- [Given task]: Reproduce every line of the items below character for character, in the order given.

== Records provided ==

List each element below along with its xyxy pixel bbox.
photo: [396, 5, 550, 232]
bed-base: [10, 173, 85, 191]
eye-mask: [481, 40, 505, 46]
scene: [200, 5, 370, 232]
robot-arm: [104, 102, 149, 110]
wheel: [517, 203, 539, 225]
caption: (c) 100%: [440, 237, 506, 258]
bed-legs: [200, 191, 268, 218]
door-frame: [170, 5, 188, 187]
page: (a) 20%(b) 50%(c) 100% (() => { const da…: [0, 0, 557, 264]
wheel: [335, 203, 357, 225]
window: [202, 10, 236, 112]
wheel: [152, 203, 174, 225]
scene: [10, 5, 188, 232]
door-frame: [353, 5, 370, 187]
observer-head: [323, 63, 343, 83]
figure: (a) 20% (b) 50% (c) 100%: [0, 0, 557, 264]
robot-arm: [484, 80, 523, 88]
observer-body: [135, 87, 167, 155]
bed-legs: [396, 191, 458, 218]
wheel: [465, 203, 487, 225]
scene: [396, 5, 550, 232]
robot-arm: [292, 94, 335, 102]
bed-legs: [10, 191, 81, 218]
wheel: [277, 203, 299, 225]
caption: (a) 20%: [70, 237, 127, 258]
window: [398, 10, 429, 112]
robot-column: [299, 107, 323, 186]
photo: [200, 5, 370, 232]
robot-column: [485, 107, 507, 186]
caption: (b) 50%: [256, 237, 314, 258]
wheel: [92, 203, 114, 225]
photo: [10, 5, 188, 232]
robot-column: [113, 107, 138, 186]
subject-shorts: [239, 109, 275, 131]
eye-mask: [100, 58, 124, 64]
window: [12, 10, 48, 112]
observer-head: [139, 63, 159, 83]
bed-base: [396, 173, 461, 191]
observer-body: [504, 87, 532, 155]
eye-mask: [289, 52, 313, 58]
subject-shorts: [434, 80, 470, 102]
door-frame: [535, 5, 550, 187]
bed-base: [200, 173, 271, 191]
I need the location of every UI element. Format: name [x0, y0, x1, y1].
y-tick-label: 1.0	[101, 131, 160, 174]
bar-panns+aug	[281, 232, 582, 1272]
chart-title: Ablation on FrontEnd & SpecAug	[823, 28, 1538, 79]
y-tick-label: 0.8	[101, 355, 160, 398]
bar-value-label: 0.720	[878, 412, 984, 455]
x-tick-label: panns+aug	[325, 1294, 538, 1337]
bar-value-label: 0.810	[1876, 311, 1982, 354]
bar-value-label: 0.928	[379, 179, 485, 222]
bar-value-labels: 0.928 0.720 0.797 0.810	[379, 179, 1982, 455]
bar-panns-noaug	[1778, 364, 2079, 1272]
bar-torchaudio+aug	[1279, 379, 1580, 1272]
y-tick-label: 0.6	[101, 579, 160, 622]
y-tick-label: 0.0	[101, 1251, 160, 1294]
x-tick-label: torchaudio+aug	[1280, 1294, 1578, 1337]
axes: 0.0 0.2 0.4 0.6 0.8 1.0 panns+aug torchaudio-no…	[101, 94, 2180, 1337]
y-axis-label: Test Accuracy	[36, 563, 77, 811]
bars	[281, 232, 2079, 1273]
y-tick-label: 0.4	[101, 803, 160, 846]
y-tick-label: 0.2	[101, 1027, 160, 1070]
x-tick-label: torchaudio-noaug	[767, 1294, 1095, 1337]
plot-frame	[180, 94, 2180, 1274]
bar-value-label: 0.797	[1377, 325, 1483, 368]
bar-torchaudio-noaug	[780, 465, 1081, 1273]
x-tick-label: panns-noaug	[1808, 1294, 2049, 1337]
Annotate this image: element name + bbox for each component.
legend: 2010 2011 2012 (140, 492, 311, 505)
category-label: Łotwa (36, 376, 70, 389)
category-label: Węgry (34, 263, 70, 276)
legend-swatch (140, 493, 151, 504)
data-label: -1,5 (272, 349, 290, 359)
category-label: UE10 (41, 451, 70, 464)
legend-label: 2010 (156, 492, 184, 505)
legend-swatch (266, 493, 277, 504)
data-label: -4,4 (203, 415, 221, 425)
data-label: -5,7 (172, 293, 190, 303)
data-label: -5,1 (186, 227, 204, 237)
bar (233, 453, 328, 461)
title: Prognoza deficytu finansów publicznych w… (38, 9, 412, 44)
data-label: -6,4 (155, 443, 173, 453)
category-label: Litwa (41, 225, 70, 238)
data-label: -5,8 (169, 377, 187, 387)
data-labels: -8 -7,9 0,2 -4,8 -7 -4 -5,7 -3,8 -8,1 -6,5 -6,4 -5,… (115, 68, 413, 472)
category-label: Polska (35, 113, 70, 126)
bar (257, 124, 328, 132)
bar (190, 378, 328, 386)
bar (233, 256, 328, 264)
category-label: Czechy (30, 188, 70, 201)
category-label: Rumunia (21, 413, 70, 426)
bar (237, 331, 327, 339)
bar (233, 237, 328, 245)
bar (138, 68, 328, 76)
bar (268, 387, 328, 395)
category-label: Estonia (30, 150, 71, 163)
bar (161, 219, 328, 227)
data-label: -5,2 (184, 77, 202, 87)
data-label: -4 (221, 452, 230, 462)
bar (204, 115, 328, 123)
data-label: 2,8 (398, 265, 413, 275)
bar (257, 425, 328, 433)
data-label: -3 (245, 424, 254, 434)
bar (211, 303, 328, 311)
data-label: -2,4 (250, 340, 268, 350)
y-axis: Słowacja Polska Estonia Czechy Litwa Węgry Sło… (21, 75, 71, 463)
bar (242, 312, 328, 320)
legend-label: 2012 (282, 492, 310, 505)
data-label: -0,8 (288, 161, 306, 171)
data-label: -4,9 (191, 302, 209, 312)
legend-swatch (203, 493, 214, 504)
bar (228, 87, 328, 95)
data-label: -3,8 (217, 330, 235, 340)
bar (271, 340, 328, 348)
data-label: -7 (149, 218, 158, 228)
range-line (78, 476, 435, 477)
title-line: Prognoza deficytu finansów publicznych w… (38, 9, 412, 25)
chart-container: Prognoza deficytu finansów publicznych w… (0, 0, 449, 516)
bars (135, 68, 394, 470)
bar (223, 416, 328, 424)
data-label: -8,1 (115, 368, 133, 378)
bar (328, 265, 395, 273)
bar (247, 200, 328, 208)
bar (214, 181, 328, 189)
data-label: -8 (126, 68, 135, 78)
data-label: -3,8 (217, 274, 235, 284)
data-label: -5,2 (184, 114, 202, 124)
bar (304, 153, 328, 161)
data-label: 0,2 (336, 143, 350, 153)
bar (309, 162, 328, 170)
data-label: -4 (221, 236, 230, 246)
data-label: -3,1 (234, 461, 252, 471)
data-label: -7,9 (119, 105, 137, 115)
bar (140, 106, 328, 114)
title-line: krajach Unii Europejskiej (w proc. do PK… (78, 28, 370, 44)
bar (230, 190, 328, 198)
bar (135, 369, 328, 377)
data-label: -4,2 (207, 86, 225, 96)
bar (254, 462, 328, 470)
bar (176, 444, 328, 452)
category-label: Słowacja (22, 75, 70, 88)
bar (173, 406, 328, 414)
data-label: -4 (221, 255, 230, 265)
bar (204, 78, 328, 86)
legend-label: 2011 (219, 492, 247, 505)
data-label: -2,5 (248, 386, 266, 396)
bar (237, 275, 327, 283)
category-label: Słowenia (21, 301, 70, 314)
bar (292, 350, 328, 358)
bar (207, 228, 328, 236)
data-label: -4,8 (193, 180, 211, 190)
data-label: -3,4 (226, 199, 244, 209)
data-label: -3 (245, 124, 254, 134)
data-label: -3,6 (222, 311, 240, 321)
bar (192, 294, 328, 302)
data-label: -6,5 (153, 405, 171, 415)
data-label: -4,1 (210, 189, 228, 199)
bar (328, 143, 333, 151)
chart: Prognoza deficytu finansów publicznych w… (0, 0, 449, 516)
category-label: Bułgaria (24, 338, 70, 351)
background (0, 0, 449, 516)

===

- [Result of this exercise]:
List each element below along with its xyxy pixel bbox.
photo: [396, 5, 550, 232]
bed-base: [10, 173, 85, 191]
eye-mask: [481, 40, 505, 46]
scene: [200, 5, 370, 232]
robot-arm: [104, 102, 149, 110]
wheel: [517, 203, 539, 225]
caption: (c) 100%: [440, 237, 506, 258]
bed-legs: [200, 191, 268, 218]
door-frame: [170, 5, 188, 187]
page: (a) 20%(b) 50%(c) 100% (() => { const da…: [0, 0, 557, 264]
wheel: [335, 203, 357, 225]
window: [202, 10, 236, 112]
wheel: [152, 203, 174, 225]
scene: [10, 5, 188, 232]
door-frame: [353, 5, 370, 187]
observer-head: [323, 63, 343, 83]
figure: (a) 20% (b) 50% (c) 100%: [0, 0, 557, 264]
robot-arm: [484, 80, 523, 88]
observer-body: [135, 87, 167, 155]
bed-legs: [396, 191, 458, 218]
wheel: [465, 203, 487, 225]
scene: [396, 5, 550, 232]
robot-arm: [292, 94, 335, 102]
bed-legs: [10, 191, 81, 218]
wheel: [277, 203, 299, 225]
caption: (a) 20%: [70, 237, 127, 258]
window: [398, 10, 429, 112]
robot-column: [299, 107, 323, 186]
photo: [200, 5, 370, 232]
robot-column: [485, 107, 507, 186]
caption: (b) 50%: [256, 237, 314, 258]
wheel: [92, 203, 114, 225]
photo: [10, 5, 188, 232]
robot-column: [113, 107, 138, 186]
subject-shorts: [239, 109, 275, 131]
eye-mask: [100, 58, 124, 64]
window: [12, 10, 48, 112]
observer-head: [139, 63, 159, 83]
bed-base: [396, 173, 461, 191]
observer-body: [504, 87, 532, 155]
eye-mask: [289, 52, 313, 58]
subject-shorts: [434, 80, 470, 102]
door-frame: [535, 5, 550, 187]
bed-base: [200, 173, 271, 191]
I need the location of every UI element. Format: name [x0, y0, x1, y1].
y-tick-label: 1.0	[101, 131, 160, 174]
bar-panns+aug	[281, 232, 582, 1272]
chart-title: Ablation on FrontEnd & SpecAug	[823, 28, 1538, 79]
y-tick-label: 0.8	[101, 355, 160, 398]
bar-value-label: 0.720	[878, 412, 984, 455]
x-tick-label: panns+aug	[325, 1294, 538, 1337]
bar-value-label: 0.810	[1876, 311, 1982, 354]
bar-value-label: 0.928	[379, 179, 485, 222]
bar-value-labels: 0.928 0.720 0.797 0.810	[379, 179, 1982, 455]
bar-panns-noaug	[1778, 364, 2079, 1272]
bar-torchaudio+aug	[1279, 379, 1580, 1272]
y-tick-label: 0.6	[101, 579, 160, 622]
y-tick-label: 0.0	[101, 1251, 160, 1294]
x-tick-label: torchaudio+aug	[1280, 1294, 1578, 1337]
axes: 0.0 0.2 0.4 0.6 0.8 1.0 panns+aug torchaudio-no…	[101, 94, 2180, 1337]
y-axis-label: Test Accuracy	[36, 563, 77, 811]
bars	[281, 232, 2079, 1273]
y-tick-label: 0.4	[101, 803, 160, 846]
y-tick-label: 0.2	[101, 1027, 160, 1070]
x-tick-label: torchaudio-noaug	[767, 1294, 1095, 1337]
plot-frame	[180, 94, 2180, 1274]
bar-value-label: 0.797	[1377, 325, 1483, 368]
bar-torchaudio-noaug	[780, 465, 1081, 1273]
x-tick-label: panns-noaug	[1808, 1294, 2049, 1337]
Annotate this image: element name + bbox for each component.
legend: 2010 2011 2012 (140, 492, 311, 505)
category-label: Łotwa (36, 376, 70, 389)
category-label: Węgry (34, 263, 70, 276)
legend-swatch (140, 493, 151, 504)
data-label: -1,5 (272, 349, 290, 359)
category-label: UE10 (41, 451, 70, 464)
legend-label: 2010 (156, 492, 184, 505)
legend-swatch (266, 493, 277, 504)
data-label: -4,4 (203, 415, 221, 425)
data-label: -5,7 (172, 293, 190, 303)
data-label: -5,1 (186, 227, 204, 237)
bar (233, 453, 328, 461)
title: Prognoza deficytu finansów publicznych w… (38, 9, 412, 44)
data-label: -6,4 (155, 443, 173, 453)
category-label: Litwa (41, 225, 70, 238)
data-label: -5,8 (169, 377, 187, 387)
data-labels: -8 -7,9 0,2 -4,8 -7 -4 -5,7 -3,8 -8,1 -6,5 -6,4 -5,… (115, 68, 413, 472)
category-label: Polska (35, 113, 70, 126)
bar (257, 124, 328, 132)
bar (190, 378, 328, 386)
bar (233, 256, 328, 264)
category-label: Czechy (30, 188, 70, 201)
category-label: Rumunia (21, 413, 70, 426)
bar (237, 331, 327, 339)
bar (233, 237, 328, 245)
bar (138, 68, 328, 76)
bar (268, 387, 328, 395)
category-label: Estonia (30, 150, 71, 163)
bar (161, 219, 328, 227)
data-label: -5,2 (184, 77, 202, 87)
data-label: -4 (221, 452, 230, 462)
bar (204, 115, 328, 123)
data-label: 2,8 (398, 265, 413, 275)
bar (257, 425, 328, 433)
data-label: -3 (245, 424, 254, 434)
bar (211, 303, 328, 311)
data-label: -2,4 (250, 340, 268, 350)
y-axis: Słowacja Polska Estonia Czechy Litwa Węgry Sło… (21, 75, 71, 463)
bar (242, 312, 328, 320)
legend-label: 2012 (282, 492, 310, 505)
data-label: -0,8 (288, 161, 306, 171)
data-label: -4,9 (191, 302, 209, 312)
legend-swatch (203, 493, 214, 504)
bar (228, 87, 328, 95)
data-label: -3,8 (217, 330, 235, 340)
bar (271, 340, 328, 348)
data-label: -7 (149, 218, 158, 228)
range-line (78, 476, 435, 477)
title-line: Prognoza deficytu finansów publicznych w… (38, 9, 412, 25)
chart-container: Prognoza deficytu finansów publicznych w… (0, 0, 449, 516)
bars (135, 68, 394, 470)
bar (223, 416, 328, 424)
data-label: -8,1 (115, 368, 133, 378)
bar (328, 265, 395, 273)
bar (247, 200, 328, 208)
bar (214, 181, 328, 189)
data-label: -8 (126, 68, 135, 78)
data-label: -3,8 (217, 274, 235, 284)
data-label: -5,2 (184, 114, 202, 124)
bar (304, 153, 328, 161)
data-label: 0,2 (336, 143, 350, 153)
bar (309, 162, 328, 170)
data-label: -4 (221, 236, 230, 246)
data-label: -3,1 (234, 461, 252, 471)
data-label: -7,9 (119, 105, 137, 115)
bar (140, 106, 328, 114)
title-line: krajach Unii Europejskiej (w proc. do PK… (78, 28, 370, 44)
bar (230, 190, 328, 198)
bar (135, 369, 328, 377)
data-label: -4,2 (207, 86, 225, 96)
bar (254, 462, 328, 470)
bar (176, 444, 328, 452)
category-label: Słowacja (22, 75, 70, 88)
bar (173, 406, 328, 414)
data-label: -4 (221, 255, 230, 265)
bar (204, 78, 328, 86)
legend-label: 2011 (219, 492, 247, 505)
data-label: -2,5 (248, 386, 266, 396)
bar (237, 275, 327, 283)
category-label: Słowenia (21, 301, 70, 314)
bar (292, 350, 328, 358)
bar (207, 228, 328, 236)
data-label: -4,8 (193, 180, 211, 190)
data-label: -3,4 (226, 199, 244, 209)
data-label: -3 (245, 124, 254, 134)
data-label: -3,6 (222, 311, 240, 321)
bar (192, 294, 328, 302)
data-label: -6,5 (153, 405, 171, 415)
data-label: -4,1 (210, 189, 228, 199)
bar (328, 143, 333, 151)
chart: Prognoza deficytu finansów publicznych w… (0, 0, 449, 516)
category-label: Bułgaria (24, 338, 70, 351)
background (0, 0, 449, 516)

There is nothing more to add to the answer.